WHAT THE TASK ASKS
Reproduce the listing below in its entirety. Change nothing.
◇ ◇ ◇
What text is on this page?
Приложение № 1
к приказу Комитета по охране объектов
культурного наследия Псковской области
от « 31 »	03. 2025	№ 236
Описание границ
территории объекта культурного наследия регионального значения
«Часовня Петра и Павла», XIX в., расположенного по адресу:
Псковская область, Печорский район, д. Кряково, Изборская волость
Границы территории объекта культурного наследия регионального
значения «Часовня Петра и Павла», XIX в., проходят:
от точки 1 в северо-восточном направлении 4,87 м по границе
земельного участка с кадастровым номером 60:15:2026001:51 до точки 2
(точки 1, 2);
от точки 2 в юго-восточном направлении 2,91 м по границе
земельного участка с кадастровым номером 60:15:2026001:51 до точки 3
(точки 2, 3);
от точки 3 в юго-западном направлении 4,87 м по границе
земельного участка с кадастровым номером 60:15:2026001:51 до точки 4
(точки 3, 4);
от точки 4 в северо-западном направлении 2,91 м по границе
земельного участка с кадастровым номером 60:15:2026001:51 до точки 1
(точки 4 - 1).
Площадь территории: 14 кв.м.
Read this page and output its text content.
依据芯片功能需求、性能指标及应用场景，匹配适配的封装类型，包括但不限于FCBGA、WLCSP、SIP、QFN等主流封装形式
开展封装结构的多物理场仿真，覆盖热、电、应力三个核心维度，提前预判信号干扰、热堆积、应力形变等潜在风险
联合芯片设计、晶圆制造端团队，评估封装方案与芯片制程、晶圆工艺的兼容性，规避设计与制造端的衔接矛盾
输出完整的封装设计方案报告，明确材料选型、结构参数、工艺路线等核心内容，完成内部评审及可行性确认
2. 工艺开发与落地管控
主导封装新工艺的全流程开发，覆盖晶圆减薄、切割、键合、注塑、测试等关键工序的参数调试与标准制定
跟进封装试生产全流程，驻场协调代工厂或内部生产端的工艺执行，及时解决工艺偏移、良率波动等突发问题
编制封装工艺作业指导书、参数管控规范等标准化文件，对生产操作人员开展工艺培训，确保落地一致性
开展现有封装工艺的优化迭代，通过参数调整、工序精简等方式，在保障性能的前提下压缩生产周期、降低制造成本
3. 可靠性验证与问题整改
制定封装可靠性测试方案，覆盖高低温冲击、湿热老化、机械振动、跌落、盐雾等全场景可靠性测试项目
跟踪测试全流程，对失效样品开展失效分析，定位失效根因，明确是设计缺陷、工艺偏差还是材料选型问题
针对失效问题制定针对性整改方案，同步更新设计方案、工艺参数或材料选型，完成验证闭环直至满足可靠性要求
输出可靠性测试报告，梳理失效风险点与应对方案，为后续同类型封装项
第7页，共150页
◇ ◇ ◇
SOLUTION FOR THIS TASK
What text is on this page?
Приложение № 1
к приказу Комитета по охране объектов
культурного наследия Псковской области
от « 31 »	03. 2025	№ 236
Описание границ
территории объекта культурного наследия регионального значения
«Часовня Петра и Павла», XIX в., расположенного по адресу:
Псковская область, Печорский район, д. Кряково, Изборская волость
Границы территории объекта культурного наследия регионального
значения «Часовня Петра и Павла», XIX в., проходят:
от точки 1 в северо-восточном направлении 4,87 м по границе
земельного участка с кадастровым номером 60:15:2026001:51 до точки 2
(точки 1, 2);
от точки 2 в юго-восточном направлении 2,91 м по границе
земельного участка с кадастровым номером 60:15:2026001:51 до точки 3
(точки 2, 3);
от точки 3 в юго-западном направлении 4,87 м по границе
земельного участка с кадастровым номером 60:15:2026001:51 до точки 4
(точки 3, 4);
от точки 4 в северо-западном направлении 2,91 м по границе
земельного участка с кадастровым номером 60:15:2026001:51 до точки 1
(точки 4 - 1).
Площадь территории: 14 кв.м.
Read this page and output its text content.
依据芯片功能需求、性能指标及应用场景，匹配适配的封装类型，包括但不限于FCBGA、WLCSP、SIP、QFN等主流封装形式
开展封装结构的多物理场仿真，覆盖热、电、应力三个核心维度，提前预判信号干扰、热堆积、应力形变等潜在风险
联合芯片设计、晶圆制造端团队，评估封装方案与芯片制程、晶圆工艺的兼容性，规避设计与制造端的衔接矛盾
输出完整的封装设计方案报告，明确材料选型、结构参数、工艺路线等核心内容，完成内部评审及可行性确认
2. 工艺开发与落地管控
主导封装新工艺的全流程开发，覆盖晶圆减薄、切割、键合、注塑、测试等关键工序的参数调试与标准制定
跟进封装试生产全流程，驻场协调代工厂或内部生产端的工艺执行，及时解决工艺偏移、良率波动等突发问题
编制封装工艺作业指导书、参数管控规范等标准化文件，对生产操作人员开展工艺培训，确保落地一致性
开展现有封装工艺的优化迭代，通过参数调整、工序精简等方式，在保障性能的前提下压缩生产周期、降低制造成本
3. 可靠性验证与问题整改
制定封装可靠性测试方案，覆盖高低温冲击、湿热老化、机械振动、跌落、盐雾等全场景可靠性测试项目
跟踪测试全流程，对失效样品开展失效分析，定位失效根因，明确是设计缺陷、工艺偏差还是材料选型问题
针对失效问题制定针对性整改方案，同步更新设计方案、工艺参数或材料选型，完成验证闭环直至满足可靠性要求
输出可靠性测试报告，梳理失效风险点与应对方案，为后续同类型封装项
第7页，共150页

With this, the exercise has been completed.